• Exercícios propostos:
A - No texto sobre a cobrança em contêineres, reescreva o trecho de "O normativo se" a "movimentação de contêineres.", substituindo "pedágio" por "encargo".
B - Responda com base no texto sobre a cobrança em contêineres:
(i) Qual resolução da Antaq foi objeto da análise do TCU?
(ii) Por qual outro nome o Serviço de Segregação e Entrega de Contêineres é conhecido?
(iii) O que significa a sigla Antaq?

• Texto:
- - - - - - -
TCU anula taxa ilegal de cobrança de ‘pedágio’ na movimentação de contêineres; entenda

Tribunal de Contas da União considerou ilegal a cobrança de taxa chamada de Serviço de Segregação e Entrega de Contêineres

O Tribunal de Contas da União (TCU) analisou denúncias sobre possíveis irregularidades na revisão da norma que estabelece novos parâmetros de regulação na prestação de serviços de movimentação e armazenagem de contêineres e volumes nos portos do Brasil. A análise corresponde a resolução 72/2022 da Antaq (Agência Nacional de Transportes Aquaviários).

O normativo se refere especificamente à cobrança de tarifa chamada de Serviço de Segregação e Entrega de Contêineres (SSE), também conhecida como THC-2, uma taxa de manuseio de carga cobrada no terminal portuário, como um pedágio para movimentação de contêineres.
- - - - - - -
[Dados de compreensão de documentos]
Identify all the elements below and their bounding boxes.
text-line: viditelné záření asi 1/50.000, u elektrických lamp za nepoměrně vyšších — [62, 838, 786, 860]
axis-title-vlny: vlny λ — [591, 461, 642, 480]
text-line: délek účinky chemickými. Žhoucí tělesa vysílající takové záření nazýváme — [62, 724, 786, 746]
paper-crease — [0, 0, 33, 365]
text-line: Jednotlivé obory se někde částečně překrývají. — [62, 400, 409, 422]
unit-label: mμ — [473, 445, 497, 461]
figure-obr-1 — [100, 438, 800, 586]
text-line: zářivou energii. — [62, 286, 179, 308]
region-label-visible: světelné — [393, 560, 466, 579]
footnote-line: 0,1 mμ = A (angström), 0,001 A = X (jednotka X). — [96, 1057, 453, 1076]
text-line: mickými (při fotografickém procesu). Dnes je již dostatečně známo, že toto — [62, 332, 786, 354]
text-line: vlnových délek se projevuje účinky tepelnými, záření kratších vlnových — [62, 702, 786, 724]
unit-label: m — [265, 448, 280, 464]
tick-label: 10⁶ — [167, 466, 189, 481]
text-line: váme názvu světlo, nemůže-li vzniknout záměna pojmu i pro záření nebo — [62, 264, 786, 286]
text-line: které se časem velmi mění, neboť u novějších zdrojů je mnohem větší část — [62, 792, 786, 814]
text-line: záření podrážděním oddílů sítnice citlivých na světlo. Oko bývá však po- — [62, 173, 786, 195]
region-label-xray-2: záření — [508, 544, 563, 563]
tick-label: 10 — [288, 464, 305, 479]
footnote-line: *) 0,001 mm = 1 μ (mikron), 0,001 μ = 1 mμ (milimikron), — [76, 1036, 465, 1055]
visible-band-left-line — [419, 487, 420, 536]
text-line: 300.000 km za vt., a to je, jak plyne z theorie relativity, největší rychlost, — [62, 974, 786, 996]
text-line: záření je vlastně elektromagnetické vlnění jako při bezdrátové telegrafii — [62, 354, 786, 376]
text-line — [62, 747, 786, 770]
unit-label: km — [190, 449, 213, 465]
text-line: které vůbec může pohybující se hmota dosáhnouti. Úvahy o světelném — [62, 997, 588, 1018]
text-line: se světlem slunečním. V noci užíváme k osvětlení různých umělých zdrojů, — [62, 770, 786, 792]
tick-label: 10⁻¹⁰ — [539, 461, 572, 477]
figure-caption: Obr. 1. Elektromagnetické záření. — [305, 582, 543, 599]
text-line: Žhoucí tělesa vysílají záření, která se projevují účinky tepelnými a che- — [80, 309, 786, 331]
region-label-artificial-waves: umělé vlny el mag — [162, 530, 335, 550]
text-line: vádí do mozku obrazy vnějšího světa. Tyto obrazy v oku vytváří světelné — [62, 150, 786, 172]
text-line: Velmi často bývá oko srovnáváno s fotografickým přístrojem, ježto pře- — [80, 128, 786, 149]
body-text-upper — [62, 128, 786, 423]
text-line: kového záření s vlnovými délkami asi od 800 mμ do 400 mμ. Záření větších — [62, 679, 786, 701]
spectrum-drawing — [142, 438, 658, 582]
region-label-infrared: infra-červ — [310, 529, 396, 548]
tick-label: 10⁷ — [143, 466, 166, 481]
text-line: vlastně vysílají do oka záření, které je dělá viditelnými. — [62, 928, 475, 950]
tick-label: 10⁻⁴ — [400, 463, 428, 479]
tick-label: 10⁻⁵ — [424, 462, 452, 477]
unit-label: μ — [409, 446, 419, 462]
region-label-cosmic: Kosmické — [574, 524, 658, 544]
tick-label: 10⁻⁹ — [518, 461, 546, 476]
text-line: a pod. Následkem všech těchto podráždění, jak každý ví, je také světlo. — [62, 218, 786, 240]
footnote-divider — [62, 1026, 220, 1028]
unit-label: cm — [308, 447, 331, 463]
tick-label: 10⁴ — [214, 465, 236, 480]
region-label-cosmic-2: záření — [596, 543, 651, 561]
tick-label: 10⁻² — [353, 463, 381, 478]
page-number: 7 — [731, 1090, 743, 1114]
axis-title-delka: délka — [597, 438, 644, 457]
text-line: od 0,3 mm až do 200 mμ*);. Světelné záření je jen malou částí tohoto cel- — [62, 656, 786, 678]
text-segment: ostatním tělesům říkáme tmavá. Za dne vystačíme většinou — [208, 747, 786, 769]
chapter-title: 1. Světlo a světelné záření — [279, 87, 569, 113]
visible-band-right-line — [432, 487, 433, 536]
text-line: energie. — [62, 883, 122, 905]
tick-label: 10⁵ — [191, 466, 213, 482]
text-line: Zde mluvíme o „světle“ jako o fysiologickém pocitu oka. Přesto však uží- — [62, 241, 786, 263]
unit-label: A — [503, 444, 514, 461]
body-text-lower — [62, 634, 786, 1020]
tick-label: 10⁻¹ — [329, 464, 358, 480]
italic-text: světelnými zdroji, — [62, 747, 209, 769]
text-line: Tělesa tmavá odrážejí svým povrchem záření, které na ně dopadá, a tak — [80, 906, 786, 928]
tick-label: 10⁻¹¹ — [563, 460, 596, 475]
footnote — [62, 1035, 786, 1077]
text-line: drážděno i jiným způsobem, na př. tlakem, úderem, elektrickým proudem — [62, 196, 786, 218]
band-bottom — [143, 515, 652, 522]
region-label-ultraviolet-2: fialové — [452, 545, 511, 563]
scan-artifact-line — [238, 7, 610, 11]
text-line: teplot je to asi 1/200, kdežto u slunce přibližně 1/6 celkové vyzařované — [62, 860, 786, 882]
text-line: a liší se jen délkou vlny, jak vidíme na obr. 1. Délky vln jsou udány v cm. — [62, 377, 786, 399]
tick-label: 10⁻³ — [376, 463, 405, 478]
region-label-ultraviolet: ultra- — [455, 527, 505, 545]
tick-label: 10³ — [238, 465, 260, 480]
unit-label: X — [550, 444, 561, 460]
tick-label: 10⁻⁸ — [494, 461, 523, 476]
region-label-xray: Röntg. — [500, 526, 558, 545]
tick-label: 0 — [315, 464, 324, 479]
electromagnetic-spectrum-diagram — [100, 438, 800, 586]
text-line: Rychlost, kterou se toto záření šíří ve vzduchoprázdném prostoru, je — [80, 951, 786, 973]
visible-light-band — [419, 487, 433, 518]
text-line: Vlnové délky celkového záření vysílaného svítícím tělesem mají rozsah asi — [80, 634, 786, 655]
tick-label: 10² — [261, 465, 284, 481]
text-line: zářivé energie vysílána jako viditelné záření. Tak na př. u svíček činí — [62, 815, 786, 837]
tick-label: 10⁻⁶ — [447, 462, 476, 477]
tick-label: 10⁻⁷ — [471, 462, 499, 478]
- - - - - - -
• Respostas por tarefa:
A -
O normativo se refere especificamente à cobrança de tarifa chamada de Serviço de Segregação e Entrega de Contêineres (SSE), também conhecida como THC-2, uma taxa de manuseio de carga cobrada no terminal portuário, como um encargo para movimentação de contêineres.

B -
(i) A resolução 72/2022.
(ii) THC-2.
(iii) Agência Nacional de Transportes Aquaviários.